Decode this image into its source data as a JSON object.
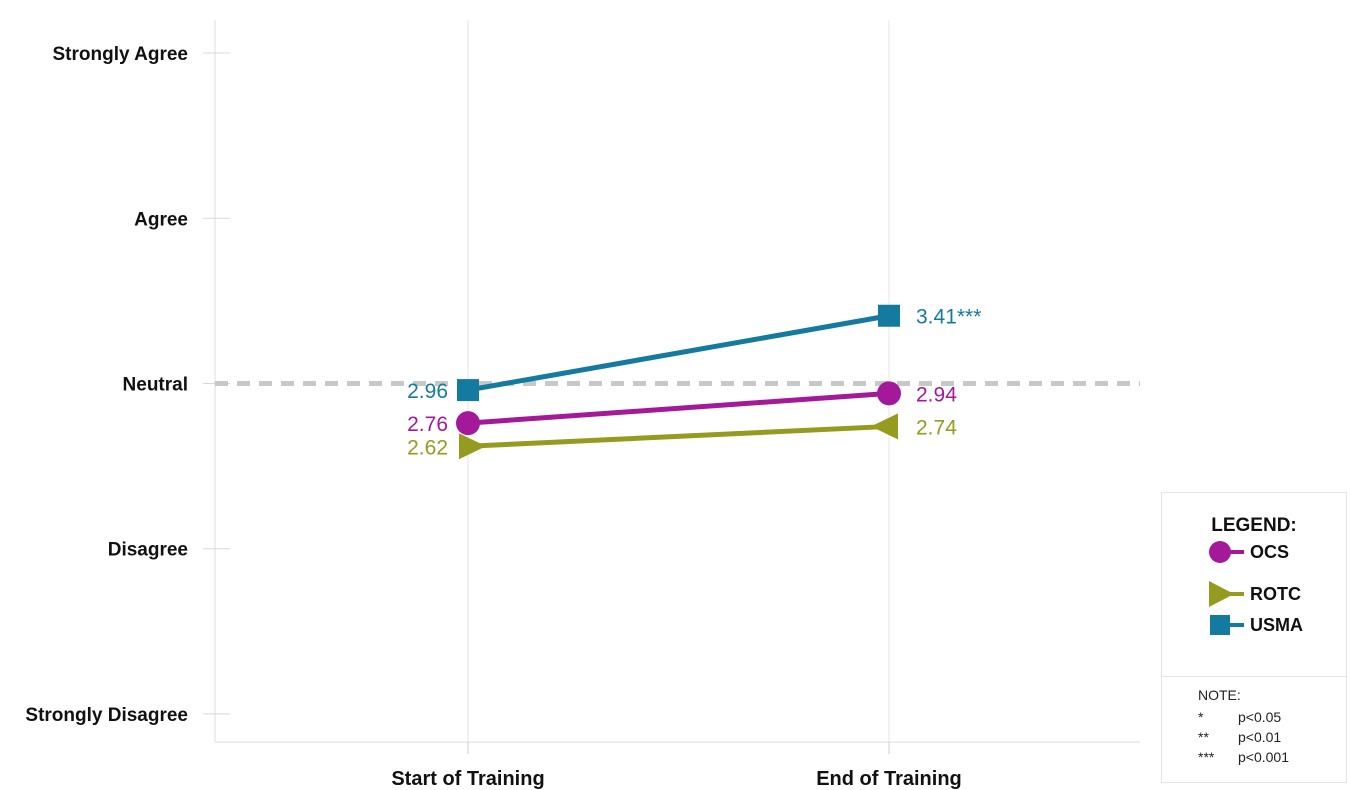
{
  "chart_data": {
    "type": "line",
    "categories": [
      "Start of Training",
      "End of Training"
    ],
    "y_ticks": [
      {
        "value": 1,
        "label": "Strongly Disagree"
      },
      {
        "value": 2,
        "label": "Disagree"
      },
      {
        "value": 3,
        "label": "Neutral"
      },
      {
        "value": 4,
        "label": "Agree"
      },
      {
        "value": 5,
        "label": "Strongly Agree"
      }
    ],
    "ylim": [
      0.83,
      5.2
    ],
    "reference_line": {
      "value": 3,
      "style": "dashed",
      "color": "#c8c8c8"
    },
    "grid": "vertical",
    "series": [
      {
        "name": "USMA",
        "color": "#157aa0",
        "marker": "square",
        "values": [
          2.96,
          3.41
        ],
        "labels": [
          "2.96",
          "3.41***"
        ]
      },
      {
        "name": "OCS",
        "color": "#a3199a",
        "marker": "circle",
        "values": [
          2.76,
          2.94
        ],
        "labels": [
          "2.76",
          "2.94"
        ]
      },
      {
        "name": "ROTC",
        "color": "#959b1e",
        "marker": "triangle",
        "values": [
          2.62,
          2.74
        ],
        "labels": [
          "2.62",
          "2.74"
        ]
      }
    ]
  },
  "legend": {
    "title": "LEGEND:",
    "items": [
      {
        "label": "OCS",
        "color": "#a3199a",
        "marker": "circle"
      },
      {
        "label": "ROTC",
        "color": "#959b1e",
        "marker": "triangle"
      },
      {
        "label": "USMA",
        "color": "#157aa0",
        "marker": "square"
      }
    ]
  },
  "note": {
    "title": "NOTE:",
    "rows": [
      {
        "symbol": "*",
        "text": "p<0.05"
      },
      {
        "symbol": "**",
        "text": "p<0.01"
      },
      {
        "symbol": "***",
        "text": "p<0.001"
      }
    ]
  }
}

The request
All of the material above needs to be restated exactly, with no pictures.

Full solution
Decode this image into its source data as a JSON object.
{
  "chart_data": {
    "type": "line",
    "categories": [
      "Start of Training",
      "End of Training"
    ],
    "y_ticks": [
      {
        "value": 1,
        "label": "Strongly Disagree"
      },
      {
        "value": 2,
        "label": "Disagree"
      },
      {
        "value": 3,
        "label": "Neutral"
      },
      {
        "value": 4,
        "label": "Agree"
      },
      {
        "value": 5,
        "label": "Strongly Agree"
      }
    ],
    "ylim": [
      0.83,
      5.2
    ],
    "reference_line": {
      "value": 3,
      "style": "dashed",
      "color": "#c8c8c8"
    },
    "grid": "vertical",
    "series": [
      {
        "name": "USMA",
        "color": "#157aa0",
        "marker": "square",
        "values": [
          2.96,
          3.41
        ],
        "labels": [
          "2.96",
          "3.41***"
        ]
      },
      {
        "name": "OCS",
        "color": "#a3199a",
        "marker": "circle",
        "values": [
          2.76,
          2.94
        ],
        "labels": [
          "2.76",
          "2.94"
        ]
      },
      {
        "name": "ROTC",
        "color": "#959b1e",
        "marker": "triangle",
        "values": [
          2.62,
          2.74
        ],
        "labels": [
          "2.62",
          "2.74"
        ]
      }
    ]
  },
  "legend": {
    "title": "LEGEND:",
    "items": [
      {
        "label": "OCS",
        "color": "#a3199a",
        "marker": "circle"
      },
      {
        "label": "ROTC",
        "color": "#959b1e",
        "marker": "triangle"
      },
      {
        "label": "USMA",
        "color": "#157aa0",
        "marker": "square"
      }
    ]
  },
  "note": {
    "title": "NOTE:",
    "rows": [
      {
        "symbol": "*",
        "text": "p<0.05"
      },
      {
        "symbol": "**",
        "text": "p<0.01"
      },
      {
        "symbol": "***",
        "text": "p<0.001"
      }
    ]
  }
}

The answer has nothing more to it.